— Exercise description —
Tally up the lines carrying the string "icon" and respond with only the resulting number.

Figure record extracts
■ ■ ■

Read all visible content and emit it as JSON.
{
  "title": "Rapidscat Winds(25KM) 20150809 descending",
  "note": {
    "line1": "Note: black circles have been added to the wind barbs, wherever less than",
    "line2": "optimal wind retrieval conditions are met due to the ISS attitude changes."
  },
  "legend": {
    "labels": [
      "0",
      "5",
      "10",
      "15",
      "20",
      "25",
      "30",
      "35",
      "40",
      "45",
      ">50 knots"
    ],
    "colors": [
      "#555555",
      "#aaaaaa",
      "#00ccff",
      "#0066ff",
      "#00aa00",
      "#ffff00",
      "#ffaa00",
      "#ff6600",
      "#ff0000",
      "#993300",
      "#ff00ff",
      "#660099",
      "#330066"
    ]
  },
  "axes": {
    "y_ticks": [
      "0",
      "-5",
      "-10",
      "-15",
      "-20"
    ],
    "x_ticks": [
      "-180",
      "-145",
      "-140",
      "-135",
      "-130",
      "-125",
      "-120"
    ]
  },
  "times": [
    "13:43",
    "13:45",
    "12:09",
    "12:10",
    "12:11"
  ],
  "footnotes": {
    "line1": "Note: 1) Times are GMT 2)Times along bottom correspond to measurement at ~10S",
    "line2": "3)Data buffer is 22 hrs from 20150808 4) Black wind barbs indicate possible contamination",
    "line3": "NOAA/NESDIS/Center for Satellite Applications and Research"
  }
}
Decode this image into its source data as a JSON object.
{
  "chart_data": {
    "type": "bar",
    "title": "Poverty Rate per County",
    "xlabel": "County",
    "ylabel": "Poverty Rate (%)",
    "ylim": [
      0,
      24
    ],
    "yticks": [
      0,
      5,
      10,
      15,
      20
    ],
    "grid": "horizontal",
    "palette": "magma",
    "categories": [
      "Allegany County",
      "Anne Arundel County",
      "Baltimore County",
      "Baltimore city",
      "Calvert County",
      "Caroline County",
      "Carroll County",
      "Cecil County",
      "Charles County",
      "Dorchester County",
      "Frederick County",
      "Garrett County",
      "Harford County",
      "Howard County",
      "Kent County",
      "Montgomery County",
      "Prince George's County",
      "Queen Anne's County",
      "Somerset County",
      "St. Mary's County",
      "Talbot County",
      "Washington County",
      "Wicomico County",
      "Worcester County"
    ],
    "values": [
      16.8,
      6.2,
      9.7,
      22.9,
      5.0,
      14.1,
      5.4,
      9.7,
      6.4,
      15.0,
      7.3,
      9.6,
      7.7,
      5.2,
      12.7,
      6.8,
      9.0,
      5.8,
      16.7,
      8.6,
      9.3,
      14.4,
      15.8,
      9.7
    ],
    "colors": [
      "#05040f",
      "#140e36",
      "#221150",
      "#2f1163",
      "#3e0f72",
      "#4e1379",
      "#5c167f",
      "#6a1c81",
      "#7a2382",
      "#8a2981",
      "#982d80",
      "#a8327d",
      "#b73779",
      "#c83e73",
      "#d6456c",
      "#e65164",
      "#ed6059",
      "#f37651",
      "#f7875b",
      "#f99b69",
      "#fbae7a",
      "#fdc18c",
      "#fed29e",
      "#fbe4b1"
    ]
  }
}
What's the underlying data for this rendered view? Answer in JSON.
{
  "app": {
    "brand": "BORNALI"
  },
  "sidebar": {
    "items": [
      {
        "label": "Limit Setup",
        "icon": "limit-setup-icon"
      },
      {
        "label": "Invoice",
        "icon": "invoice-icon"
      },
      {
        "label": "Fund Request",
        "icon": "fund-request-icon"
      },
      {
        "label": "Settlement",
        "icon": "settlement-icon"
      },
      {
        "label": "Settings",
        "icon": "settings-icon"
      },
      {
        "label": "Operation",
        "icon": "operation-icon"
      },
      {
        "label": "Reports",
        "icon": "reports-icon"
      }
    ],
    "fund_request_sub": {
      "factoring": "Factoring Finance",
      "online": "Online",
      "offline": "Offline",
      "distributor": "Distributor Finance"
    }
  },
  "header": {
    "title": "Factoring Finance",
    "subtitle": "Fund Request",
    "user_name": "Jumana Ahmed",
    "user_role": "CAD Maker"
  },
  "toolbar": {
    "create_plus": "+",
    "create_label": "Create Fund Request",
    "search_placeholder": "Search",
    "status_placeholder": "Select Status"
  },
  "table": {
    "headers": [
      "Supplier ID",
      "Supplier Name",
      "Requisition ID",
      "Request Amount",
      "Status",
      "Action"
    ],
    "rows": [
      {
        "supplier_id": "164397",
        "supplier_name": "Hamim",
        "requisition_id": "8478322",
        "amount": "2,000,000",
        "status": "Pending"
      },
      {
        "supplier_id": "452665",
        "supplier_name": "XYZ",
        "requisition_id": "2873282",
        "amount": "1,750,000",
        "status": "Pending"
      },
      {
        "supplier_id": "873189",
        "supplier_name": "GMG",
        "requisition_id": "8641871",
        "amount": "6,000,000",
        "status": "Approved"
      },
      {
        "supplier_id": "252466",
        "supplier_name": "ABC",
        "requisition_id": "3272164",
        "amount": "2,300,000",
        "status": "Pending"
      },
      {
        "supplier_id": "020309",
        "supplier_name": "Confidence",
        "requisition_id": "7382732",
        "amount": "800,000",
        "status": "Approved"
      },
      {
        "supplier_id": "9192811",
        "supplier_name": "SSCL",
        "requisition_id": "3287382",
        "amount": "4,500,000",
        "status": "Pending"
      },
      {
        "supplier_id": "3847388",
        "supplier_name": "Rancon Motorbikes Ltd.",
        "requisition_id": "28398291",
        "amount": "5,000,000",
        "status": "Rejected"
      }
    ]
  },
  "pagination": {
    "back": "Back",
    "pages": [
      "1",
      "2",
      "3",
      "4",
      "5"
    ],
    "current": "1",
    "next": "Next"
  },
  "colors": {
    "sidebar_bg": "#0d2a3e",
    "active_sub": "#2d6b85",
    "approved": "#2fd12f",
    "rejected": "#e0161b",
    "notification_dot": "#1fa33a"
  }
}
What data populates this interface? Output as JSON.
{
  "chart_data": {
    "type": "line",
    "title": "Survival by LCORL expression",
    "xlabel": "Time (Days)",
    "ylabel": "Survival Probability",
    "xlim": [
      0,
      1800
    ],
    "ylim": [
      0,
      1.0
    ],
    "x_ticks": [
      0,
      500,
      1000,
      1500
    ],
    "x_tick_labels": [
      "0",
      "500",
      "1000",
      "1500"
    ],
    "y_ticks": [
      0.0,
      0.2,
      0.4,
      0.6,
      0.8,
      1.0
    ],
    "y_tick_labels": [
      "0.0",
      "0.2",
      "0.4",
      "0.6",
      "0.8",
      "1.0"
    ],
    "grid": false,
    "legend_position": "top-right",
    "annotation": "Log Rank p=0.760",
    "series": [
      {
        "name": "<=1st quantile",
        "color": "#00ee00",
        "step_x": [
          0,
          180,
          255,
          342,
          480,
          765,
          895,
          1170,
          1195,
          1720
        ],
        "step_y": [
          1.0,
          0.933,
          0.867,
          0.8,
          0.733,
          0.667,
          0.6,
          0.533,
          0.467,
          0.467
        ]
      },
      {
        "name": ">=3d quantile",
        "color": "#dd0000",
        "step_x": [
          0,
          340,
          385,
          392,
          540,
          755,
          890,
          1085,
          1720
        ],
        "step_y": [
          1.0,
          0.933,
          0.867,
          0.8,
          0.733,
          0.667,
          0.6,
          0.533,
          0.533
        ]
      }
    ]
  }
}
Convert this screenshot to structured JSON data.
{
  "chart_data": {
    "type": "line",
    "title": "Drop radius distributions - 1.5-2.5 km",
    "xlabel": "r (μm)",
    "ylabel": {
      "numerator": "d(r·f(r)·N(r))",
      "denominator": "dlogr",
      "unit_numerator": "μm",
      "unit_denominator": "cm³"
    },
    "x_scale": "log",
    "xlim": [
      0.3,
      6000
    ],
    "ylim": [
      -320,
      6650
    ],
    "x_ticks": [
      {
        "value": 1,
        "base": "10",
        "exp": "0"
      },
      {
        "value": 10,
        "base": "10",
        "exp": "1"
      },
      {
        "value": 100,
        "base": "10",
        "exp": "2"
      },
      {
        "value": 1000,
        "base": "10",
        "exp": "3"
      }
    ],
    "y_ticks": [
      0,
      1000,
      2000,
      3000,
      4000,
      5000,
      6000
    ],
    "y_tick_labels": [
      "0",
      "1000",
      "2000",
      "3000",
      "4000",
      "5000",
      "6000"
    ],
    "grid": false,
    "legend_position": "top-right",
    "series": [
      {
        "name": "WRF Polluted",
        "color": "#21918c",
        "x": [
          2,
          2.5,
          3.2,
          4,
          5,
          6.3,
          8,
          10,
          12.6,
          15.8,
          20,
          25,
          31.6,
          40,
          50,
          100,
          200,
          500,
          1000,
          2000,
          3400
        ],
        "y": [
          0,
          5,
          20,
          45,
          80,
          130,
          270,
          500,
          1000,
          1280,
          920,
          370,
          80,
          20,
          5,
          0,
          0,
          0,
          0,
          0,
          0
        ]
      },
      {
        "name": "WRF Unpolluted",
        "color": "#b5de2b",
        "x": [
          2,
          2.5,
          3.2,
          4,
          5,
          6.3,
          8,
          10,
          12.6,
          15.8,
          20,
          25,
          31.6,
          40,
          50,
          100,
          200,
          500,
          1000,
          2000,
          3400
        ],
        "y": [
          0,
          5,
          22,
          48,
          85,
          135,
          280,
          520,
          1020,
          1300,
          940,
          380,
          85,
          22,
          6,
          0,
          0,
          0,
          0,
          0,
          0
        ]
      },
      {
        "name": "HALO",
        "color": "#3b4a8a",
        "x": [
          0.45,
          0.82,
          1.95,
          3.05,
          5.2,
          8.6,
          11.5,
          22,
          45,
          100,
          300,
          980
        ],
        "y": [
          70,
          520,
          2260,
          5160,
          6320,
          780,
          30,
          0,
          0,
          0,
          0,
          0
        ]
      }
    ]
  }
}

■ ■ ■

— Reply —
7